Check every line of the material below for the string "true", and return the ones that have it.
BEGIN Record set
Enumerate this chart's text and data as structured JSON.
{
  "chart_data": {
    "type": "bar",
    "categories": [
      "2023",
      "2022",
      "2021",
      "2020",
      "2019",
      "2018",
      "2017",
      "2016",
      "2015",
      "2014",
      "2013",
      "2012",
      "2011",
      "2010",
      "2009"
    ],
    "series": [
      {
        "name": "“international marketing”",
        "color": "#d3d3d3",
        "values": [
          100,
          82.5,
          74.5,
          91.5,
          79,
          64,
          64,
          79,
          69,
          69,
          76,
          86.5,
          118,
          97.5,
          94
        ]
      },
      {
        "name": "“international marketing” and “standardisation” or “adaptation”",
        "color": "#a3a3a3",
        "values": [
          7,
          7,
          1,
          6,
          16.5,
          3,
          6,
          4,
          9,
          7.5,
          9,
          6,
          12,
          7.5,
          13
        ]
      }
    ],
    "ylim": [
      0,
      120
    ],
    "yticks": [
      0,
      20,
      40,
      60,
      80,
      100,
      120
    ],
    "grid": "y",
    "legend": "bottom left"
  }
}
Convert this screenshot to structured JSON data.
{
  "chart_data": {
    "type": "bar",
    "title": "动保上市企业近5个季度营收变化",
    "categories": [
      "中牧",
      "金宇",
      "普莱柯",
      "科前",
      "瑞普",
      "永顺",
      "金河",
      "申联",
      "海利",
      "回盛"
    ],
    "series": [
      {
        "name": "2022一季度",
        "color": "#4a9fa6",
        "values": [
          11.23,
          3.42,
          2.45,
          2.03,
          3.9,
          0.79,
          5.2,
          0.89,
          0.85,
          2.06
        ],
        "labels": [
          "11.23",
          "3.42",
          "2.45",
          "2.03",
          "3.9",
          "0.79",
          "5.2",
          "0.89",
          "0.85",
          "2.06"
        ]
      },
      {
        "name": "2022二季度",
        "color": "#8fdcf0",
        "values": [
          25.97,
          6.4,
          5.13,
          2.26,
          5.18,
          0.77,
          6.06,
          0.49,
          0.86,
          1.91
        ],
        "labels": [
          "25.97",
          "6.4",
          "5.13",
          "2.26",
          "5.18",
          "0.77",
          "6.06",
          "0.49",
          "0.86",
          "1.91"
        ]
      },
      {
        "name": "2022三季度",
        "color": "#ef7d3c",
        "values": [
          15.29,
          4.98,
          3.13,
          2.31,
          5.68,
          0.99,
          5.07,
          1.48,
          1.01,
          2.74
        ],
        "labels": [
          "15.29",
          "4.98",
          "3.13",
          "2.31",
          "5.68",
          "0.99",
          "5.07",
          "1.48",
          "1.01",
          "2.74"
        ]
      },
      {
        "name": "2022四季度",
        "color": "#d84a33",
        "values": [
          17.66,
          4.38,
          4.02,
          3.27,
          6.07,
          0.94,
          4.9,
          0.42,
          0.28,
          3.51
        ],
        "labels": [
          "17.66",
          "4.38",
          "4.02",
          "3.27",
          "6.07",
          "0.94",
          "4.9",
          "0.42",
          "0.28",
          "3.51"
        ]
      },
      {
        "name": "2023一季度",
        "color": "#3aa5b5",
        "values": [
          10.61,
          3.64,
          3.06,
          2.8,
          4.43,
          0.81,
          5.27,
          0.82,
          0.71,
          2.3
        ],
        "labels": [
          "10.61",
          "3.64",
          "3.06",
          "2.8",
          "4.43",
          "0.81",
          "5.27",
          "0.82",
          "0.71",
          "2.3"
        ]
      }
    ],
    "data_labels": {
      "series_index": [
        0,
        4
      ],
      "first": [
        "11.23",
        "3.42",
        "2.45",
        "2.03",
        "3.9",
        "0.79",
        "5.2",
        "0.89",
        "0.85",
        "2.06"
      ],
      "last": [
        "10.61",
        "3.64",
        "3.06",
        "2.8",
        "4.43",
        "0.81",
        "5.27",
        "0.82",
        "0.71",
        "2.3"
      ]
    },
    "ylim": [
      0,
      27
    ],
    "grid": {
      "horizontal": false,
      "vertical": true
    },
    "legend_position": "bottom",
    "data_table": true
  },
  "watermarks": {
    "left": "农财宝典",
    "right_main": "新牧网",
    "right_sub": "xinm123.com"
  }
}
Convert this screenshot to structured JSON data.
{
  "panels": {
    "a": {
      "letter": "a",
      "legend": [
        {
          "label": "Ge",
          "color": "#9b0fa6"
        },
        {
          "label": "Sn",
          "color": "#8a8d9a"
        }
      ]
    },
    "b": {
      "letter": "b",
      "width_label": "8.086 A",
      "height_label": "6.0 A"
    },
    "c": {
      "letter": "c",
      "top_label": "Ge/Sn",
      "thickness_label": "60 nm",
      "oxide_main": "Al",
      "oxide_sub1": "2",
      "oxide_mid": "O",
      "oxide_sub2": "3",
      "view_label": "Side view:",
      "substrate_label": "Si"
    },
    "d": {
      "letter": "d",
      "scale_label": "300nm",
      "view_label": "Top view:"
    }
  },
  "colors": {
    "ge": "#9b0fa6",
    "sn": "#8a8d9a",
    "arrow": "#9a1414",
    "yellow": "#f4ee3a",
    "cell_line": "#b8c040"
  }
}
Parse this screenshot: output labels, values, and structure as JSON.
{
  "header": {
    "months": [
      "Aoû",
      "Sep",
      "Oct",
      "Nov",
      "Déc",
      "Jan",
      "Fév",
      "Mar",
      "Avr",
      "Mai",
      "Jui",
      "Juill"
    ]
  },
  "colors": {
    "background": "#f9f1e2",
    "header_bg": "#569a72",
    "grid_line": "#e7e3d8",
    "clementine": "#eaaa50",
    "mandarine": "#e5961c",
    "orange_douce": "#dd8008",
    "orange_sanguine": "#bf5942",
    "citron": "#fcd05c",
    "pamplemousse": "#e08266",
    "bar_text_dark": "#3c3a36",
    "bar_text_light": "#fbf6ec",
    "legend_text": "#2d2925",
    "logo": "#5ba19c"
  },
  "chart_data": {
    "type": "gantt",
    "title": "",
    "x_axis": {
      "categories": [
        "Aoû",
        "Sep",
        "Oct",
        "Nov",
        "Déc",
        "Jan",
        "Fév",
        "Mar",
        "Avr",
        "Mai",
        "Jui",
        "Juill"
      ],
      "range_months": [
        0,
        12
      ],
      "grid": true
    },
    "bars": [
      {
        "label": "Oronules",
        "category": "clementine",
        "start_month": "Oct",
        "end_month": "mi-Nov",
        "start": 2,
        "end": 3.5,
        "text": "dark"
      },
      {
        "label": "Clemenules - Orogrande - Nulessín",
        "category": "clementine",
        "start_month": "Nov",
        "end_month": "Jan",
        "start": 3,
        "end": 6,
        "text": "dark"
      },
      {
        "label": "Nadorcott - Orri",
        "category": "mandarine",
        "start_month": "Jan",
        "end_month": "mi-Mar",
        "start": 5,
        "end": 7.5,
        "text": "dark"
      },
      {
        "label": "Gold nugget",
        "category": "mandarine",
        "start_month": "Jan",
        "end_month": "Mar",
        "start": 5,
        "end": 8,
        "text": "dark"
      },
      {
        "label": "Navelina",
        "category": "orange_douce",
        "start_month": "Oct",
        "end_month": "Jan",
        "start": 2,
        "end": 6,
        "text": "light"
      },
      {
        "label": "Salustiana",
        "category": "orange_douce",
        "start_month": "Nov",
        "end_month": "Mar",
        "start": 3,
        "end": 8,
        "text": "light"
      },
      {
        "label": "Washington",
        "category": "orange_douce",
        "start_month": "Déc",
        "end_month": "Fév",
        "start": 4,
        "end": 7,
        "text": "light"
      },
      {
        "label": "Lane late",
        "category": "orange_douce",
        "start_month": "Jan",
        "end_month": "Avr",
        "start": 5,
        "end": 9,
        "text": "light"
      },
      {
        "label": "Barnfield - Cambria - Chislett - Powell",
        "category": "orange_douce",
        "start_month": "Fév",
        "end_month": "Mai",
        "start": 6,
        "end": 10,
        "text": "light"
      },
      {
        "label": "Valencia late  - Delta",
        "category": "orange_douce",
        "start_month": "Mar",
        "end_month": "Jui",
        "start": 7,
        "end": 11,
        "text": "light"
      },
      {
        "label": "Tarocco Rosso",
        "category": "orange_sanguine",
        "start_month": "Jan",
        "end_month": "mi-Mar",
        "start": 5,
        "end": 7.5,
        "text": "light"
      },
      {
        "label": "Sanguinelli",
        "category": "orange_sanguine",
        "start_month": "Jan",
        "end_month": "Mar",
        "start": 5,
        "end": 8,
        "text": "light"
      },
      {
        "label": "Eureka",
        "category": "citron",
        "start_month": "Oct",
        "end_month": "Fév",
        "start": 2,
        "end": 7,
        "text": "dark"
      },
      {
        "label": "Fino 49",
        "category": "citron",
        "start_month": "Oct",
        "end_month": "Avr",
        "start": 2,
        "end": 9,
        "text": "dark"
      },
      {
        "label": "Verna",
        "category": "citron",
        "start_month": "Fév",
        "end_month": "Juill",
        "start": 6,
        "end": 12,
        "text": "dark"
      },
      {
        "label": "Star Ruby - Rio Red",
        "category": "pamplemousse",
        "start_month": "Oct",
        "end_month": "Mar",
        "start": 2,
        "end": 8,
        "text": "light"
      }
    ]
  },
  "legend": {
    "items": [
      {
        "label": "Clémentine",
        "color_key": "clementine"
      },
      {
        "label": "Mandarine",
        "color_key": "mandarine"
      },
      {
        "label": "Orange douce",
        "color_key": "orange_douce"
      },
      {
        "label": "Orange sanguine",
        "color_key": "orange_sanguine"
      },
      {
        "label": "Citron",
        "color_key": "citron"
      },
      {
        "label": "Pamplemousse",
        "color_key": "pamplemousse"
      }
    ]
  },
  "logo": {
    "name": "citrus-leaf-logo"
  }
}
END Record set
> [Worked answer]:
      "vertical": true
    "data_table": true
      "grid": true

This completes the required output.